Search the material for the word "this" and report each line where it turns up.

** Start **

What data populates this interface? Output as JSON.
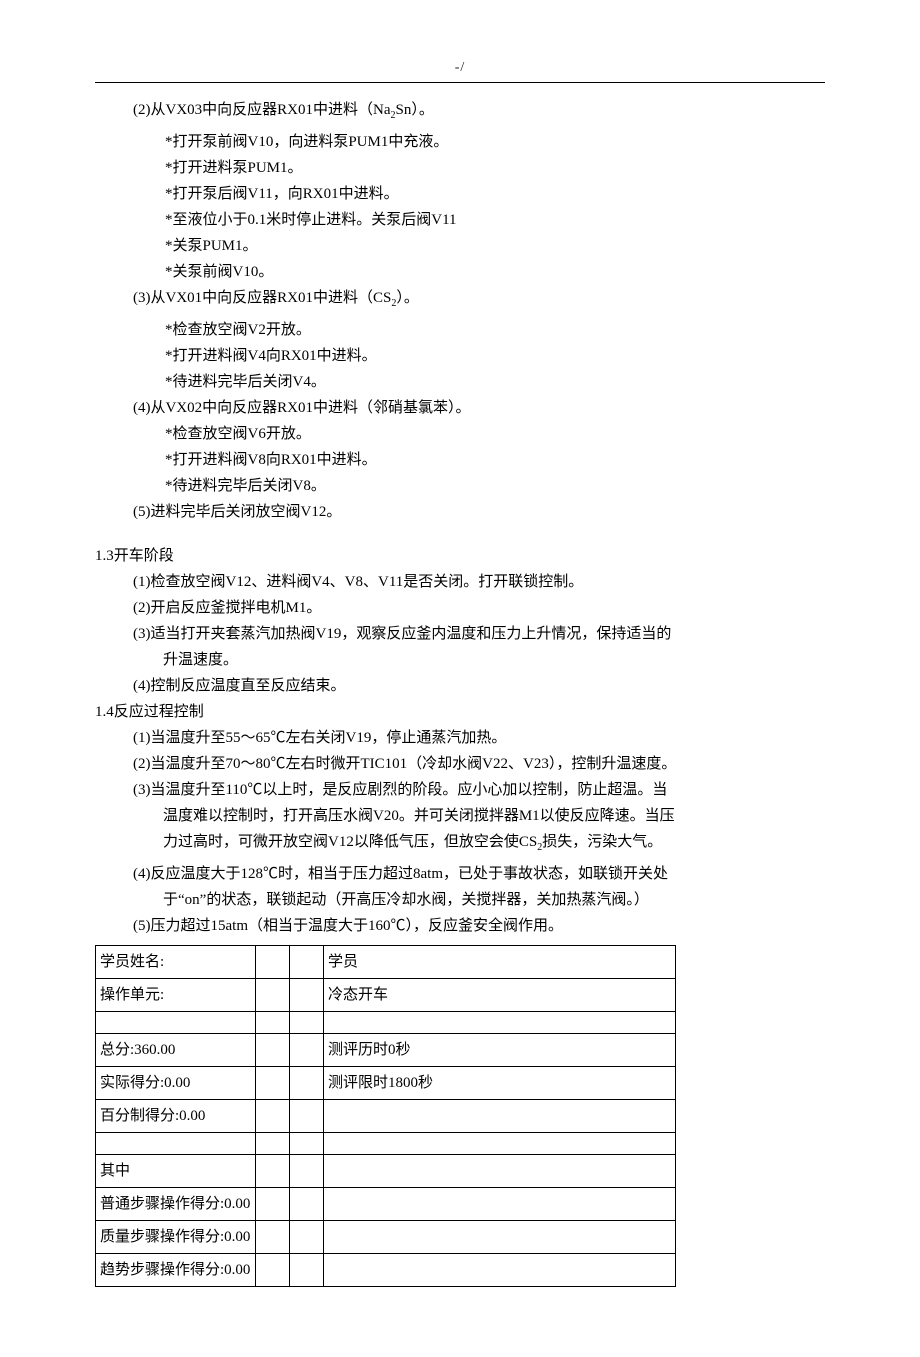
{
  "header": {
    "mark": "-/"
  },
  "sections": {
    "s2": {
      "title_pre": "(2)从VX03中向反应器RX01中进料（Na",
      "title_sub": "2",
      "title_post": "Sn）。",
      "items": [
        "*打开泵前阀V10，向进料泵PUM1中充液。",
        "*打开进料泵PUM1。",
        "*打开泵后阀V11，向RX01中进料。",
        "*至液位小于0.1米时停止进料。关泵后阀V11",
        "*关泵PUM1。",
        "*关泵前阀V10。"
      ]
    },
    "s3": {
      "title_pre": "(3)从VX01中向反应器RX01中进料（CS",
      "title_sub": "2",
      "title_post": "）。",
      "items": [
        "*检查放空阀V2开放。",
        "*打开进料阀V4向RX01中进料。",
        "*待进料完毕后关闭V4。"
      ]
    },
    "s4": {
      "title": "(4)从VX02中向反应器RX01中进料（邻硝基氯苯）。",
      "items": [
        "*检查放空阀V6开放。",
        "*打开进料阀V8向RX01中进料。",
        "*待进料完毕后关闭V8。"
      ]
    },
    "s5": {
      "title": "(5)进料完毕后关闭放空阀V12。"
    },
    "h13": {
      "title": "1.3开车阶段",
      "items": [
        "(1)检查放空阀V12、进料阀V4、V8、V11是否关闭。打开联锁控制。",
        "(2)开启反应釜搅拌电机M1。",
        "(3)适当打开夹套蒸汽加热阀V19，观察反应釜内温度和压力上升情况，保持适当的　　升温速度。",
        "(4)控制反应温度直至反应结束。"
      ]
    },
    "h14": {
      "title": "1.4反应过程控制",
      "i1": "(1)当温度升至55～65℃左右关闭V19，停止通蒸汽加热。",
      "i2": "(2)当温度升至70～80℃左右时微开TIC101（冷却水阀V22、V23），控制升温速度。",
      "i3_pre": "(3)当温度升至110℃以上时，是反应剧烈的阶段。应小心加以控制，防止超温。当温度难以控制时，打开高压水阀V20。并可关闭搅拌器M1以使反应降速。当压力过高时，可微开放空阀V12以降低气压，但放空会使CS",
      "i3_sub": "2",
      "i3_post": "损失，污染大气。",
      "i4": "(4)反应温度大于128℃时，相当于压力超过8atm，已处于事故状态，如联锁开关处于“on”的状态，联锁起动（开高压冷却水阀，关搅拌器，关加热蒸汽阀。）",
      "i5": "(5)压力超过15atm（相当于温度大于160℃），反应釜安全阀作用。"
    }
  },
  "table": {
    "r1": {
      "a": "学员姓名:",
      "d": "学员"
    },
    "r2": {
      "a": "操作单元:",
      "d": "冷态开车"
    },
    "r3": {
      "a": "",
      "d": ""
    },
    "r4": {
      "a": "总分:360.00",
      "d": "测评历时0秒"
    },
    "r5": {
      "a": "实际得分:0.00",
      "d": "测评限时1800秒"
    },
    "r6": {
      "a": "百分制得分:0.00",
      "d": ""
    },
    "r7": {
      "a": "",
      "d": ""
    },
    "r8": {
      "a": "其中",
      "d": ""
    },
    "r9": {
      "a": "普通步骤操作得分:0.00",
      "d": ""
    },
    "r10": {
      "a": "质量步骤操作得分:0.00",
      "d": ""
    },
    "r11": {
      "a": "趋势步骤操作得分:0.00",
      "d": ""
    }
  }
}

** End **
** Start **

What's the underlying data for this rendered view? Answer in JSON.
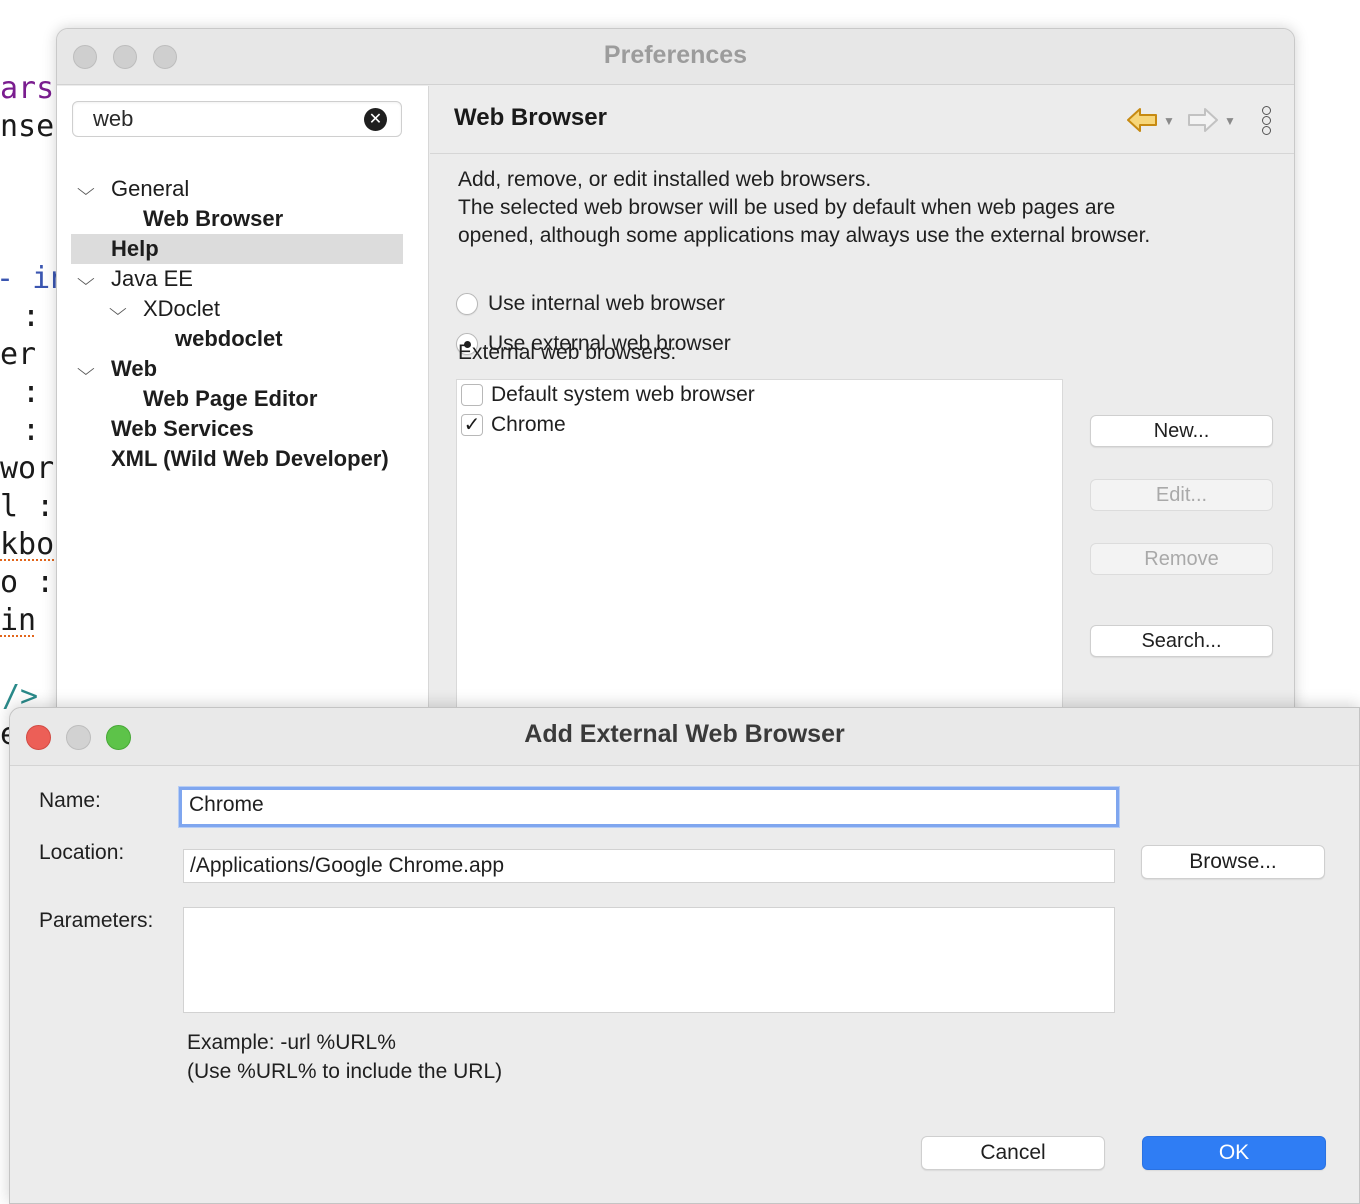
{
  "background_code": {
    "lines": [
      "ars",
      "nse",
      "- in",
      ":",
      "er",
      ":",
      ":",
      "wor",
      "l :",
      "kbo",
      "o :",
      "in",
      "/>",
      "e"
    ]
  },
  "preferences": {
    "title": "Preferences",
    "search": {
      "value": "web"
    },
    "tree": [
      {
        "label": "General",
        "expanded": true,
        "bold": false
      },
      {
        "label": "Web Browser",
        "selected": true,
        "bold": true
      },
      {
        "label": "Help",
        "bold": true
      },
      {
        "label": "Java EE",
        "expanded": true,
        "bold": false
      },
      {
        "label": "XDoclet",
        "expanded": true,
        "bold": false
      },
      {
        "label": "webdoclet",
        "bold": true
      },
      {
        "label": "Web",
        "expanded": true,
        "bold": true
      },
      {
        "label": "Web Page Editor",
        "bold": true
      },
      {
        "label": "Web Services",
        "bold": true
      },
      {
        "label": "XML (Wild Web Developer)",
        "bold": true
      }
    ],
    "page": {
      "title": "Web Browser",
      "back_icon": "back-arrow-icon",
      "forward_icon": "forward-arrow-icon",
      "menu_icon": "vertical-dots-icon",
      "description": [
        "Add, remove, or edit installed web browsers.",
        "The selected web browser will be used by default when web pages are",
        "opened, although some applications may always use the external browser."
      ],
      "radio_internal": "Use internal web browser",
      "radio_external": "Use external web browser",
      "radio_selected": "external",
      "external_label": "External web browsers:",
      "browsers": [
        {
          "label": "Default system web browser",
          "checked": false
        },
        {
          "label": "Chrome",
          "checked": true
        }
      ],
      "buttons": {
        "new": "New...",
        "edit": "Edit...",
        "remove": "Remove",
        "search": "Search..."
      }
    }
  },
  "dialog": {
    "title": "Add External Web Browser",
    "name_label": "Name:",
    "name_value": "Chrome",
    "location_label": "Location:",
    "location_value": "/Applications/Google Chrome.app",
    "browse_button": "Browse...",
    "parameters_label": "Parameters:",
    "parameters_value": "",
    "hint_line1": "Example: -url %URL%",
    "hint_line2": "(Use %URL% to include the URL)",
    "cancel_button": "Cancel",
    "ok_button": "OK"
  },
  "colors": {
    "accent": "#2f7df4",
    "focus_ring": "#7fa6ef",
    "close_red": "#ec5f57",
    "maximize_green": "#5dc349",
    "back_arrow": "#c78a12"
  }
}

** End **

Answer for the task ->
What data populates this interface? Output as JSON.
What's the underlying data for this rendered view? Answer in JSON.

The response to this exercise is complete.